↓

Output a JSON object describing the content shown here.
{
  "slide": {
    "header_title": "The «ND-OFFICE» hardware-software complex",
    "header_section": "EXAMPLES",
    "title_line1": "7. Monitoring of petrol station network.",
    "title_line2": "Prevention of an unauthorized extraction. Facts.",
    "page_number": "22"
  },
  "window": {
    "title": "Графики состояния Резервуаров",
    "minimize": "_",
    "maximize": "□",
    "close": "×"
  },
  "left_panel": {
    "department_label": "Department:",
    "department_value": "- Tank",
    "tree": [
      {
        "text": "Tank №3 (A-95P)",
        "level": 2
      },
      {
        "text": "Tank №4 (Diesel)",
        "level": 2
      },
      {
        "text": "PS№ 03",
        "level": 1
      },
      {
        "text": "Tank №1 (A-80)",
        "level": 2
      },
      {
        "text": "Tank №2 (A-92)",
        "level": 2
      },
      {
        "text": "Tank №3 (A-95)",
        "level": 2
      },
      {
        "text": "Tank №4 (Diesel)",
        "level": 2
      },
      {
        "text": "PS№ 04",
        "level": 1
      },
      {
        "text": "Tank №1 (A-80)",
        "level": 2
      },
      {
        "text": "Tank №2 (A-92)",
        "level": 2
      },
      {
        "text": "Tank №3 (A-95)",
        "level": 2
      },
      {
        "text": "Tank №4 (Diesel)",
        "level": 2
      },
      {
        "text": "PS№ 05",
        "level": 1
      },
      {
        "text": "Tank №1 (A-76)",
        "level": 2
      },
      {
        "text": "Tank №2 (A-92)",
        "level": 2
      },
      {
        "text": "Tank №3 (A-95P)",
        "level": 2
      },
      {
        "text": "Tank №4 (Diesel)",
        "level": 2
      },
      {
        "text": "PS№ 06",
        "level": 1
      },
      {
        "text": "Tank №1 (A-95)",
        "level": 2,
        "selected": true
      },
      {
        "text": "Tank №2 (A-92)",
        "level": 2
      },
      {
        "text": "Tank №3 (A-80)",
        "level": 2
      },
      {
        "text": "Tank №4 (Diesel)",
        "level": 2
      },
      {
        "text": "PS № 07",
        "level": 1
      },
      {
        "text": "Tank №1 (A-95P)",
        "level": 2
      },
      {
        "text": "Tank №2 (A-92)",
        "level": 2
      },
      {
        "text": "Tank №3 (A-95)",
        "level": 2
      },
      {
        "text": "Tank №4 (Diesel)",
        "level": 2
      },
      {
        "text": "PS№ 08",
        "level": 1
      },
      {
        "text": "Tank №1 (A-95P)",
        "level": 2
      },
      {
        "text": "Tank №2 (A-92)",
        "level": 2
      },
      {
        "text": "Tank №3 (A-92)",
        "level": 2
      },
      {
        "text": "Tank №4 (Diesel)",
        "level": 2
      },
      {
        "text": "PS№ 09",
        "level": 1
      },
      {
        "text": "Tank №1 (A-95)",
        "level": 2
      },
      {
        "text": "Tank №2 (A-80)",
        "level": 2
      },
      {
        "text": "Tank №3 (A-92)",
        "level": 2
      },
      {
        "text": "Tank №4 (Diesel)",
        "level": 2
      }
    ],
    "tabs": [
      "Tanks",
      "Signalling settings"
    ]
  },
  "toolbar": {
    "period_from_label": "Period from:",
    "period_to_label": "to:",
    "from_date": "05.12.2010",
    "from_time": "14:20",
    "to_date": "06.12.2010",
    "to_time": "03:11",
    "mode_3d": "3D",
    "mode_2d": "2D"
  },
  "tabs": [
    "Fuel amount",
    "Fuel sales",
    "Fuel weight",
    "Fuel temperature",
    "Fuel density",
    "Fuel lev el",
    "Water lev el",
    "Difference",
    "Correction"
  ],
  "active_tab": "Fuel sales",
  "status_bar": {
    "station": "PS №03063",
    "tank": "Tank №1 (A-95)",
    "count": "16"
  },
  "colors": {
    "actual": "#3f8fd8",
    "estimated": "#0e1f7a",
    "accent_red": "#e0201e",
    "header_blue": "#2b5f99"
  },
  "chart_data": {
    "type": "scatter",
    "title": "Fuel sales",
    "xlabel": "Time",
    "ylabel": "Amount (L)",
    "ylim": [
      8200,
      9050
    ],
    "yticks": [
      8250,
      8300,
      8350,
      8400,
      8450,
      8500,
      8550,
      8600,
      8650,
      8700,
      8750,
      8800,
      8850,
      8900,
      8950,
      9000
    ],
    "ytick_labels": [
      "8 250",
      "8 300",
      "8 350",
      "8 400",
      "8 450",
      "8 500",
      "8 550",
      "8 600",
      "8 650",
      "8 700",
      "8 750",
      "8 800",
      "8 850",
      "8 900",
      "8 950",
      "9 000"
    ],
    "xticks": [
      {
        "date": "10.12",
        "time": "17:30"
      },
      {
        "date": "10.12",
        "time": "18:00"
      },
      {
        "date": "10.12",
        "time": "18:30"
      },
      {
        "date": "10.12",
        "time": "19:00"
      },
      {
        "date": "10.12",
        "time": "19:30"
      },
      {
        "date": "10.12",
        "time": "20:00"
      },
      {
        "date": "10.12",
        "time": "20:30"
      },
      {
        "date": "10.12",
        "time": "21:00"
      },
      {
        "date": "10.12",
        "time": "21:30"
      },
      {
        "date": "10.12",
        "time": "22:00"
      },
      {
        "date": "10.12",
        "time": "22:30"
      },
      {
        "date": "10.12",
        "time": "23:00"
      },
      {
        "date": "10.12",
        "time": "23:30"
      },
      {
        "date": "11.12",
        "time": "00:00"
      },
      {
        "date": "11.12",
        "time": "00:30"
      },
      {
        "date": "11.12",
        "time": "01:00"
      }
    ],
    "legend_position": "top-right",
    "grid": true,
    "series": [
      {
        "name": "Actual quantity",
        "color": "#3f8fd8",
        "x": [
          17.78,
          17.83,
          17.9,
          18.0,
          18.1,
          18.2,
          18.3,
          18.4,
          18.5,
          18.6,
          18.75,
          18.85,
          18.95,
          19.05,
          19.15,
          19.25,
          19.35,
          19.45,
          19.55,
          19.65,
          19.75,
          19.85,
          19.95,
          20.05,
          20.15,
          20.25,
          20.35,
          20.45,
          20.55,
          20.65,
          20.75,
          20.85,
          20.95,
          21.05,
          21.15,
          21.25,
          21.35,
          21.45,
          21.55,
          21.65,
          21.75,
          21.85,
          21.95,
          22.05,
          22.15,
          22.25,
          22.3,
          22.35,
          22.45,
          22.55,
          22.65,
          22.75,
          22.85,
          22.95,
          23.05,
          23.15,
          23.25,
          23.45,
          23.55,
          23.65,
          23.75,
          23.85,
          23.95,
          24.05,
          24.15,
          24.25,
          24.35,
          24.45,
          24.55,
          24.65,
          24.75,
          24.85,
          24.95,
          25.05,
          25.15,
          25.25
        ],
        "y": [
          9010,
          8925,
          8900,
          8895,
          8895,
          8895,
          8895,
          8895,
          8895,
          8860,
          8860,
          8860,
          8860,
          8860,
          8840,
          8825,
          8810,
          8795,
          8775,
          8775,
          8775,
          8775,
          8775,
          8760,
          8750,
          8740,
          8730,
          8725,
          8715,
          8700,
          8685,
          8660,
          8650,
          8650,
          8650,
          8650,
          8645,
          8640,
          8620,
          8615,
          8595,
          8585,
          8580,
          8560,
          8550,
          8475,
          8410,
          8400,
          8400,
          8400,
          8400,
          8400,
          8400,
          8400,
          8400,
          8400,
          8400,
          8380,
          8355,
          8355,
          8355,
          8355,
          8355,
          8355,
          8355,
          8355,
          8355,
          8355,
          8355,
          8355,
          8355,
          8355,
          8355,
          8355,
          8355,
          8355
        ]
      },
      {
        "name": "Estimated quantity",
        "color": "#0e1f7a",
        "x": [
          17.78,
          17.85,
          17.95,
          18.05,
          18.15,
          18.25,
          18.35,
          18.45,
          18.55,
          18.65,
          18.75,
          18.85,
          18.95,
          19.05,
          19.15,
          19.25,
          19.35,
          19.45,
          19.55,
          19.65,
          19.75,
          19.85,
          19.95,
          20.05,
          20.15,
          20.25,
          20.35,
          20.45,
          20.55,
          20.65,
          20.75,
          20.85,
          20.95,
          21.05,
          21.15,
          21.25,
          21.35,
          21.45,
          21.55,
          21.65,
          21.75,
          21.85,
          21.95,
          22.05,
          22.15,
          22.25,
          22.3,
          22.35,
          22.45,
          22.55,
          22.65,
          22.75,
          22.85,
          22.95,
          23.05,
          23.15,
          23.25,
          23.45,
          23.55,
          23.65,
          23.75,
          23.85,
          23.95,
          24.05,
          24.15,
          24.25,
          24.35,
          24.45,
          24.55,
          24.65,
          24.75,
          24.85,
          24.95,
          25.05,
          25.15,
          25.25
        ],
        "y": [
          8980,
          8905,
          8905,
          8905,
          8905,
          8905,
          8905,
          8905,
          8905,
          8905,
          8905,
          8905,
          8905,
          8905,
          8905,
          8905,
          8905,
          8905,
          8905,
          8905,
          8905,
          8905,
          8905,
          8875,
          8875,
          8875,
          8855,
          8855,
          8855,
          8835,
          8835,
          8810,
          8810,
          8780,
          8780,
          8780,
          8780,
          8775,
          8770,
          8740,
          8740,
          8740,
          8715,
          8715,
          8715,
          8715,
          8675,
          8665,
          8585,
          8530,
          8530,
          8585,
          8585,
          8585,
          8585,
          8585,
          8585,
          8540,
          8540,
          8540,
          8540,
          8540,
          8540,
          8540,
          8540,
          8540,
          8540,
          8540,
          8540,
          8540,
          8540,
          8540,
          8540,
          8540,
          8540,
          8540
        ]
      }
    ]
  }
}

↑

**WHAT YOU SHOULD DO:** Pull out all lines from the listing that contain the string "sales".

**ANSWER TO THE EXERCISE:**
    "Fuel sales",
  "active_tab": "Fuel sales",
    "title": "Fuel sales",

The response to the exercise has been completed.